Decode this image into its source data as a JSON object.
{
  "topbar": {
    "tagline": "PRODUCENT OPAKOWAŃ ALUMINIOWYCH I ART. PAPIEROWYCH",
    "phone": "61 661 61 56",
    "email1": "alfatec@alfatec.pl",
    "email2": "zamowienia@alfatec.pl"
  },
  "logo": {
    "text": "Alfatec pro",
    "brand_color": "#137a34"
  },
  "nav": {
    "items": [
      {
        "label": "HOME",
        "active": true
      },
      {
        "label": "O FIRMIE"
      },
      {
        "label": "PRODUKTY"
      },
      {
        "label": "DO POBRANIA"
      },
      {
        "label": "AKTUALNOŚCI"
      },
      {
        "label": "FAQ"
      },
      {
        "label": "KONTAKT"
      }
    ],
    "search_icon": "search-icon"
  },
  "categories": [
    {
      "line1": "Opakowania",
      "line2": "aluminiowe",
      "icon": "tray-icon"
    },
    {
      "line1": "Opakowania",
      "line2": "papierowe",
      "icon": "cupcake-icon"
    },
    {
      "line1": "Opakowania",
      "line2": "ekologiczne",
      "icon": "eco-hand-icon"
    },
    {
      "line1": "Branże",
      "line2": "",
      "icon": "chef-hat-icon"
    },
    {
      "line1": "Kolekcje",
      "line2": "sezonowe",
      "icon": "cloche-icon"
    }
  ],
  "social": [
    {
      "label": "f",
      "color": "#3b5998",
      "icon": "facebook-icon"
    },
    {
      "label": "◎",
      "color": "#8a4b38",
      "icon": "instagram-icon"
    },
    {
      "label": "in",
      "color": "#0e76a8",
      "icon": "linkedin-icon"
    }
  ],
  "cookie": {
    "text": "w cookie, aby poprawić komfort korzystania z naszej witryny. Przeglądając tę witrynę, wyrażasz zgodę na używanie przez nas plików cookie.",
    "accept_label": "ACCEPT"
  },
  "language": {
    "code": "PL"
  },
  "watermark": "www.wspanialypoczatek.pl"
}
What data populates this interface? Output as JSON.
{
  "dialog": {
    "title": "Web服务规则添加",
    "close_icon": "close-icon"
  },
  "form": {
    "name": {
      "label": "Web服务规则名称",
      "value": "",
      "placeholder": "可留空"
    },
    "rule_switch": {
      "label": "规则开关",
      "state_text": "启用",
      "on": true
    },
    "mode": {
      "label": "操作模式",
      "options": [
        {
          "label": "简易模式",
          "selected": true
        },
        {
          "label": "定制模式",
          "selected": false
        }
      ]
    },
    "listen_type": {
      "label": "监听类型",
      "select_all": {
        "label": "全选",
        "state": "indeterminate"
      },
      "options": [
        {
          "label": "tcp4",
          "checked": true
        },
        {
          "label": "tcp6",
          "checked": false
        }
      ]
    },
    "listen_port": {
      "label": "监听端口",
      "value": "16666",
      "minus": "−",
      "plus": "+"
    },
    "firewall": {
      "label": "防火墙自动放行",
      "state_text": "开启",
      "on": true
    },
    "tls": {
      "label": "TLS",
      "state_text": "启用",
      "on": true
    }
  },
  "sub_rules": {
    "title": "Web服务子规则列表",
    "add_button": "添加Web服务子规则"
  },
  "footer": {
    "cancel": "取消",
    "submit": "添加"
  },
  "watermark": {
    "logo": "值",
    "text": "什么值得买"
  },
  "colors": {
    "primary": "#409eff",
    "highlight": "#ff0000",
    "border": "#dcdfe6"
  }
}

___

> _What this task involves_
Give all the records again. Match them exactly.

> _Written reply_
Decode this image into its source data as a JSON object.
{
  "topbar": {
    "tagline": "PRODUCENT OPAKOWAŃ ALUMINIOWYCH I ART. PAPIEROWYCH",
    "phone": "61 661 61 56",
    "email1": "alfatec@alfatec.pl",
    "email2": "zamowienia@alfatec.pl"
  },
  "logo": {
    "text": "Alfatec pro",
    "brand_color": "#137a34"
  },
  "nav": {
    "items": [
      {
        "label": "HOME",
        "active": true
      },
      {
        "label": "O FIRMIE"
      },
      {
        "label": "PRODUKTY"
      },
      {
        "label": "DO POBRANIA"
      },
      {
        "label": "AKTUALNOŚCI"
      },
      {
        "label": "FAQ"
      },
      {
        "label": "KONTAKT"
      }
    ],
    "search_icon": "search-icon"
  },
  "categories": [
    {
      "line1": "Opakowania",
      "line2": "aluminiowe",
      "icon": "tray-icon"
    },
    {
      "line1": "Opakowania",
      "line2": "papierowe",
      "icon": "cupcake-icon"
    },
    {
      "line1": "Opakowania",
      "line2": "ekologiczne",
      "icon": "eco-hand-icon"
    },
    {
      "line1": "Branże",
      "line2": "",
      "icon": "chef-hat-icon"
    },
    {
      "line1": "Kolekcje",
      "line2": "sezonowe",
      "icon": "cloche-icon"
    }
  ],
  "social": [
    {
      "label": "f",
      "color": "#3b5998",
      "icon": "facebook-icon"
    },
    {
      "label": "◎",
      "color": "#8a4b38",
      "icon": "instagram-icon"
    },
    {
      "label": "in",
      "color": "#0e76a8",
      "icon": "linkedin-icon"
    }
  ],
  "cookie": {
    "text": "w cookie, aby poprawić komfort korzystania z naszej witryny. Przeglądając tę witrynę, wyrażasz zgodę na używanie przez nas plików cookie.",
    "accept_label": "ACCEPT"
  },
  "language": {
    "code": "PL"
  },
  "watermark": "www.wspanialypoczatek.pl"
}
What data populates this interface? Output as JSON.
{
  "dialog": {
    "title": "Web服务规则添加",
    "close_icon": "close-icon"
  },
  "form": {
    "name": {
      "label": "Web服务规则名称",
      "value": "",
      "placeholder": "可留空"
    },
    "rule_switch": {
      "label": "规则开关",
      "state_text": "启用",
      "on": true
    },
    "mode": {
      "label": "操作模式",
      "options": [
        {
          "label": "简易模式",
          "selected": true
        },
        {
          "label": "定制模式",
          "selected": false
        }
      ]
    },
    "listen_type": {
      "label": "监听类型",
      "select_all": {
        "label": "全选",
        "state": "indeterminate"
      },
      "options": [
        {
          "label": "tcp4",
          "checked": true
        },
        {
          "label": "tcp6",
          "checked": false
        }
      ]
    },
    "listen_port": {
      "label": "监听端口",
      "value": "16666",
      "minus": "−",
      "plus": "+"
    },
    "firewall": {
      "label": "防火墙自动放行",
      "state_text": "开启",
      "on": true
    },
    "tls": {
      "label": "TLS",
      "state_text": "启用",
      "on": true
    }
  },
  "sub_rules": {
    "title": "Web服务子规则列表",
    "add_button": "添加Web服务子规则"
  },
  "footer": {
    "cancel": "取消",
    "submit": "添加"
  },
  "watermark": {
    "logo": "值",
    "text": "什么值得买"
  },
  "colors": {
    "primary": "#409eff",
    "highlight": "#ff0000",
    "border": "#dcdfe6"
  }
}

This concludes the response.